/---
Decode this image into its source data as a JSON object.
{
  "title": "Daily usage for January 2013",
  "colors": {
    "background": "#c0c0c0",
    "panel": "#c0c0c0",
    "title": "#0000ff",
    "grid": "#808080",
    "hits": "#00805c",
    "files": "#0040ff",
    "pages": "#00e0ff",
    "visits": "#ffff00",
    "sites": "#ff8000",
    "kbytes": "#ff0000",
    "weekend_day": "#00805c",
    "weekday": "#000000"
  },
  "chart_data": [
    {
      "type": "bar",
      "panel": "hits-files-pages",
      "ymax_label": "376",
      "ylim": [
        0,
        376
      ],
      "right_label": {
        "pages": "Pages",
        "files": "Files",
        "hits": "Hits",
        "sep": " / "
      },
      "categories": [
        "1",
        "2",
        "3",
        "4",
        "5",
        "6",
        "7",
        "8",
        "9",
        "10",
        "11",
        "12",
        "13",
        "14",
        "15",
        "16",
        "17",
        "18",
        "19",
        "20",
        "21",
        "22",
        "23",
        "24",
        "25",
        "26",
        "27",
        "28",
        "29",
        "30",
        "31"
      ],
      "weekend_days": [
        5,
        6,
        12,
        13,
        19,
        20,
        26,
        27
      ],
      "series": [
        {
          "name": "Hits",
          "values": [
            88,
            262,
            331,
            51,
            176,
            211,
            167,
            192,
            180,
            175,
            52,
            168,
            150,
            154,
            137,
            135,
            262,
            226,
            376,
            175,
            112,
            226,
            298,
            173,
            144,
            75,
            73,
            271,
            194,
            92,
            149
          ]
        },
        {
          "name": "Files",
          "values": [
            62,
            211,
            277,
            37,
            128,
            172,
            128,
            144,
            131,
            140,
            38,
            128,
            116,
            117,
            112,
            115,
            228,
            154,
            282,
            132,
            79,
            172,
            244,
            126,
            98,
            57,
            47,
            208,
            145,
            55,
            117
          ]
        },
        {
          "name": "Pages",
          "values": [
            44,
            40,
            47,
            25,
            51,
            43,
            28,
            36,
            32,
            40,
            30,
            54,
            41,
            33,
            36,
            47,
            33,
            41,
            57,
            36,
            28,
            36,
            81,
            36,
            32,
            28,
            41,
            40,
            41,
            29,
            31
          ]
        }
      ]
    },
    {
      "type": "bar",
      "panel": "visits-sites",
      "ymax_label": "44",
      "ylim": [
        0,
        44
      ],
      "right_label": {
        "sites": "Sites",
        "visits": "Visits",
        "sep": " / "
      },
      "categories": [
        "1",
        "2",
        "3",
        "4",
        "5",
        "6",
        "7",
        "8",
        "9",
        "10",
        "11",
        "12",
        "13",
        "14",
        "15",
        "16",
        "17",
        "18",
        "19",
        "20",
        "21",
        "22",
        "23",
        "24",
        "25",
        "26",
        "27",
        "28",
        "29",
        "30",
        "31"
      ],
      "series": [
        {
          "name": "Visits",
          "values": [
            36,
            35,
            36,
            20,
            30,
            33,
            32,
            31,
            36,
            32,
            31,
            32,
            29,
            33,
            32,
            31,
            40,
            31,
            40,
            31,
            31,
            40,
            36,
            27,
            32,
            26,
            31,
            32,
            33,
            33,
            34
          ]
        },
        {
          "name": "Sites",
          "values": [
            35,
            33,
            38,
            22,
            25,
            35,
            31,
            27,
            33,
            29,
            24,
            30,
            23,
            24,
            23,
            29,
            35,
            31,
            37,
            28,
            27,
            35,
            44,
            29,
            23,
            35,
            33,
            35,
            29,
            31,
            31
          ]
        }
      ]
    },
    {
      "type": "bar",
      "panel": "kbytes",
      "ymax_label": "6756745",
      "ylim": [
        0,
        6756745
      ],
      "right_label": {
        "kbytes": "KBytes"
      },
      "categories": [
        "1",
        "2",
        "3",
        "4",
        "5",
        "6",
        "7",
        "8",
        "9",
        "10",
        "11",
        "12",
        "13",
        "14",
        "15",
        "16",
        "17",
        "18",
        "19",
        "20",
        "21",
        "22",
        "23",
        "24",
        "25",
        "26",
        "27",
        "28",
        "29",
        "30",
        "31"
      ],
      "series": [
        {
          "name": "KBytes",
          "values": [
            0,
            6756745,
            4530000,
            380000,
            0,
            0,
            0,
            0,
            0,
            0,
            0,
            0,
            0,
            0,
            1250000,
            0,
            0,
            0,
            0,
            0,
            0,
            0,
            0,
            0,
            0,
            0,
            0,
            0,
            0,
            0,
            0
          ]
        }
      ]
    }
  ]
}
\---
• SHORT PROBLEM: Repeat all the entries exactly as given.

• SOLUTION TO THIS PROBLEM:
Decode this image into its source data as a JSON object.
{
  "title": "Daily usage for January 2013",
  "colors": {
    "background": "#c0c0c0",
    "panel": "#c0c0c0",
    "title": "#0000ff",
    "grid": "#808080",
    "hits": "#00805c",
    "files": "#0040ff",
    "pages": "#00e0ff",
    "visits": "#ffff00",
    "sites": "#ff8000",
    "kbytes": "#ff0000",
    "weekend_day": "#00805c",
    "weekday": "#000000"
  },
  "chart_data": [
    {
      "type": "bar",
      "panel": "hits-files-pages",
      "ymax_label": "376",
      "ylim": [
        0,
        376
      ],
      "right_label": {
        "pages": "Pages",
        "files": "Files",
        "hits": "Hits",
        "sep": " / "
      },
      "categories": [
        "1",
        "2",
        "3",
        "4",
        "5",
        "6",
        "7",
        "8",
        "9",
        "10",
        "11",
        "12",
        "13",
        "14",
        "15",
        "16",
        "17",
        "18",
        "19",
        "20",
        "21",
        "22",
        "23",
        "24",
        "25",
        "26",
        "27",
        "28",
        "29",
        "30",
        "31"
      ],
      "weekend_days": [
        5,
        6,
        12,
        13,
        19,
        20,
        26,
        27
      ],
      "series": [
        {
          "name": "Hits",
          "values": [
            88,
            262,
            331,
            51,
            176,
            211,
            167,
            192,
            180,
            175,
            52,
            168,
            150,
            154,
            137,
            135,
            262,
            226,
            376,
            175,
            112,
            226,
            298,
            173,
            144,
            75,
            73,
            271,
            194,
            92,
            149
          ]
        },
        {
          "name": "Files",
          "values": [
            62,
            211,
            277,
            37,
            128,
            172,
            128,
            144,
            131,
            140,
            38,
            128,
            116,
            117,
            112,
            115,
            228,
            154,
            282,
            132,
            79,
            172,
            244,
            126,
            98,
            57,
            47,
            208,
            145,
            55,
            117
          ]
        },
        {
          "name": "Pages",
          "values": [
            44,
            40,
            47,
            25,
            51,
            43,
            28,
            36,
            32,
            40,
            30,
            54,
            41,
            33,
            36,
            47,
            33,
            41,
            57,
            36,
            28,
            36,
            81,
            36,
            32,
            28,
            41,
            40,
            41,
            29,
            31
          ]
        }
      ]
    },
    {
      "type": "bar",
      "panel": "visits-sites",
      "ymax_label": "44",
      "ylim": [
        0,
        44
      ],
      "right_label": {
        "sites": "Sites",
        "visits": "Visits",
        "sep": " / "
      },
      "categories": [
        "1",
        "2",
        "3",
        "4",
        "5",
        "6",
        "7",
        "8",
        "9",
        "10",
        "11",
        "12",
        "13",
        "14",
        "15",
        "16",
        "17",
        "18",
        "19",
        "20",
        "21",
        "22",
        "23",
        "24",
        "25",
        "26",
        "27",
        "28",
        "29",
        "30",
        "31"
      ],
      "series": [
        {
          "name": "Visits",
          "values": [
            36,
            35,
            36,
            20,
            30,
            33,
            32,
            31,
            36,
            32,
            31,
            32,
            29,
            33,
            32,
            31,
            40,
            31,
            40,
            31,
            31,
            40,
            36,
            27,
            32,
            26,
            31,
            32,
            33,
            33,
            34
          ]
        },
        {
          "name": "Sites",
          "values": [
            35,
            33,
            38,
            22,
            25,
            35,
            31,
            27,
            33,
            29,
            24,
            30,
            23,
            24,
            23,
            29,
            35,
            31,
            37,
            28,
            27,
            35,
            44,
            29,
            23,
            35,
            33,
            35,
            29,
            31,
            31
          ]
        }
      ]
    },
    {
      "type": "bar",
      "panel": "kbytes",
      "ymax_label": "6756745",
      "ylim": [
        0,
        6756745
      ],
      "right_label": {
        "kbytes": "KBytes"
      },
      "categories": [
        "1",
        "2",
        "3",
        "4",
        "5",
        "6",
        "7",
        "8",
        "9",
        "10",
        "11",
        "12",
        "13",
        "14",
        "15",
        "16",
        "17",
        "18",
        "19",
        "20",
        "21",
        "22",
        "23",
        "24",
        "25",
        "26",
        "27",
        "28",
        "29",
        "30",
        "31"
      ],
      "series": [
        {
          "name": "KBytes",
          "values": [
            0,
            6756745,
            4530000,
            380000,
            0,
            0,
            0,
            0,
            0,
            0,
            0,
            0,
            0,
            0,
            1250000,
            0,
            0,
            0,
            0,
            0,
            0,
            0,
            0,
            0,
            0,
            0,
            0,
            0,
            0,
            0,
            0
          ]
        }
      ]
    }
  ]
}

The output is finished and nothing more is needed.